▸ Challenge:
Only lines holding the word "ROLES" should be copied from the material.

— Start of Information shown —

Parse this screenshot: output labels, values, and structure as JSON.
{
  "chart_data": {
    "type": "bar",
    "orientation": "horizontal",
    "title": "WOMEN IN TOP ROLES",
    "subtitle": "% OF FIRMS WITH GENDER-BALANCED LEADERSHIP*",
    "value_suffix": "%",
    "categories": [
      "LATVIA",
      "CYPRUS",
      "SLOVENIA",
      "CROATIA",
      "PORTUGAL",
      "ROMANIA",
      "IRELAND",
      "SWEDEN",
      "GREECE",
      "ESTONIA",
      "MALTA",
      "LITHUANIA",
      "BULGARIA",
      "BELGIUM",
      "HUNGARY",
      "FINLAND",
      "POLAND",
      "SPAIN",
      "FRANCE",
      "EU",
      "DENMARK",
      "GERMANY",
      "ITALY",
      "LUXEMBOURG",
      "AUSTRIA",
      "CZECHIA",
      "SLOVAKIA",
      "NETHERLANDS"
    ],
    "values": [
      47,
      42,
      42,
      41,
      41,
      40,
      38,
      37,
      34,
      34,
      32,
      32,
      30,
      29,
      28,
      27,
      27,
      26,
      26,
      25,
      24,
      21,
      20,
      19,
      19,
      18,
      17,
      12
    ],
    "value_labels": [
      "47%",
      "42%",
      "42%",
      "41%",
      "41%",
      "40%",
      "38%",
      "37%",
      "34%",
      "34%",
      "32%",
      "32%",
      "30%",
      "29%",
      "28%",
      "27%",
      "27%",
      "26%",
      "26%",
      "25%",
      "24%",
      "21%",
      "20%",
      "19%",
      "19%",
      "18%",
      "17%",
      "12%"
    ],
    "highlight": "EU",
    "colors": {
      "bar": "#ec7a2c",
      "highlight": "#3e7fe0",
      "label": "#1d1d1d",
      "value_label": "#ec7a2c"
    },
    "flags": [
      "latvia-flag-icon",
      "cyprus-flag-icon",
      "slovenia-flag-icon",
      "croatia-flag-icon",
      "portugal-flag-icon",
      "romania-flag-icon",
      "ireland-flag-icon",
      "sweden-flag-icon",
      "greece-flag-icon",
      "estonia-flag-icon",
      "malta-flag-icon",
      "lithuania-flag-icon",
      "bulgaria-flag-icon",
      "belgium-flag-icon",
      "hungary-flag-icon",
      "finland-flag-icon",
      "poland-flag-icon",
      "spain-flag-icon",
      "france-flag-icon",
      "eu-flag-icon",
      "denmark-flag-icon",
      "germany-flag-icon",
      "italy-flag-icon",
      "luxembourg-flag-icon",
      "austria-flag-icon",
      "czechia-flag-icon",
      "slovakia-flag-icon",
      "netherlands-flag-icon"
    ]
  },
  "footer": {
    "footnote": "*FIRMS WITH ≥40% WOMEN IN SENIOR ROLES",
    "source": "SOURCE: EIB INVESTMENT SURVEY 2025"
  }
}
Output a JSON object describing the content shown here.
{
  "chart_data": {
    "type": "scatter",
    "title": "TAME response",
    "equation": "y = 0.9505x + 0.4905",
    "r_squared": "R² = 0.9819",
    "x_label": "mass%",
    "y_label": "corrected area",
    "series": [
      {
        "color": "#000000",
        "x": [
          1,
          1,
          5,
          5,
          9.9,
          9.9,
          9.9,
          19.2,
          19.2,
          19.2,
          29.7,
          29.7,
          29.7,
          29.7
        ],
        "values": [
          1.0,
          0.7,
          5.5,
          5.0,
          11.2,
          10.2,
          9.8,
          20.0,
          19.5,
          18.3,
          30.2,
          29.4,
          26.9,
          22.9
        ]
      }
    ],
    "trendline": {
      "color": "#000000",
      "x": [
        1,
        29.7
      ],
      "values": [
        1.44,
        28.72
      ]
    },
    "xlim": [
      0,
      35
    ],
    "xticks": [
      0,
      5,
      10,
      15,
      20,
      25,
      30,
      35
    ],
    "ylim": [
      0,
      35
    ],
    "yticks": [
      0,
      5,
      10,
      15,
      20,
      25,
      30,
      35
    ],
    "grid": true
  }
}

— End of Information shown —

▸ Full output:
    "title": "WOMEN IN TOP ROLES",
    "footnote": "*FIRMS WITH ≥40% WOMEN IN SENIOR ROLES",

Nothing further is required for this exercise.